-- Set exercise --
Each line of the material below that holds the word "está" needs to be copied.

-- Listing --
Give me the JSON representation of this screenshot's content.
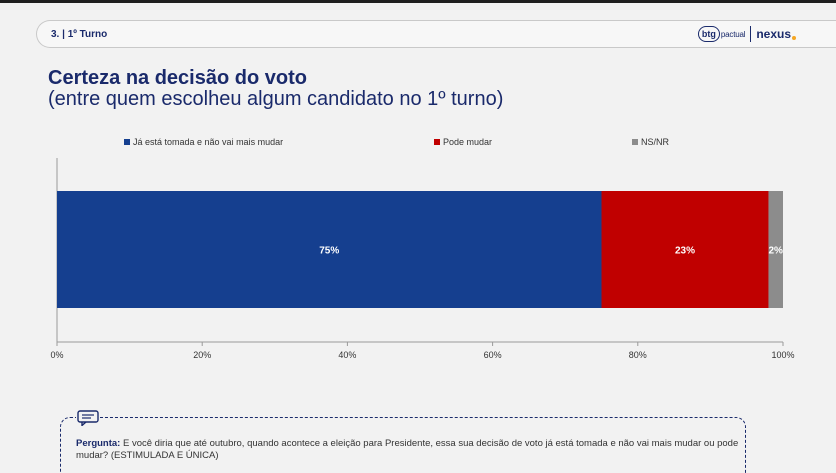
{
  "header": {
    "section": "3. | 1º Turno",
    "logo_btg_mark": "btg",
    "logo_btg_sub": "pactual",
    "logo_nexus": "nexus"
  },
  "title": "Certeza na decisão do voto",
  "subtitle": "(entre quem escolheu algum candidato no 1º turno)",
  "chart_data": {
    "type": "bar",
    "orientation": "horizontal-stacked",
    "categories": [
      ""
    ],
    "series": [
      {
        "name": "Já está tomada e não vai mais mudar",
        "values": [
          75
        ],
        "label": "75%",
        "color": "#153f8f"
      },
      {
        "name": "Pode mudar",
        "values": [
          23
        ],
        "label": "23%",
        "color": "#c00000"
      },
      {
        "name": "NS/NR",
        "values": [
          2
        ],
        "label": "2%",
        "color": "#8c8c8c"
      }
    ],
    "xlim": [
      0,
      100
    ],
    "xticks": [
      0,
      20,
      40,
      60,
      80,
      100
    ],
    "xtick_labels": [
      "0%",
      "20%",
      "40%",
      "60%",
      "80%",
      "100%"
    ],
    "legend_position": "top",
    "grid": false
  },
  "note": {
    "label": "Pergunta:",
    "text": " E você diria que até outubro, quando acontece a eleição para Presidente, essa sua decisão de voto já está tomada e não vai mais mudar ou pode mudar? (ESTIMULADA E ÚNICA)"
  }
}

-- Output for this task --
        "name": "Já está tomada e não vai mais mudar",
    "text": " E você diria que até outubro, quando acontece a eleição para Presidente, essa sua decisão de voto já está tomada e não vai mais mudar ou pode mudar? (ESTIMULADA E ÚNICA)"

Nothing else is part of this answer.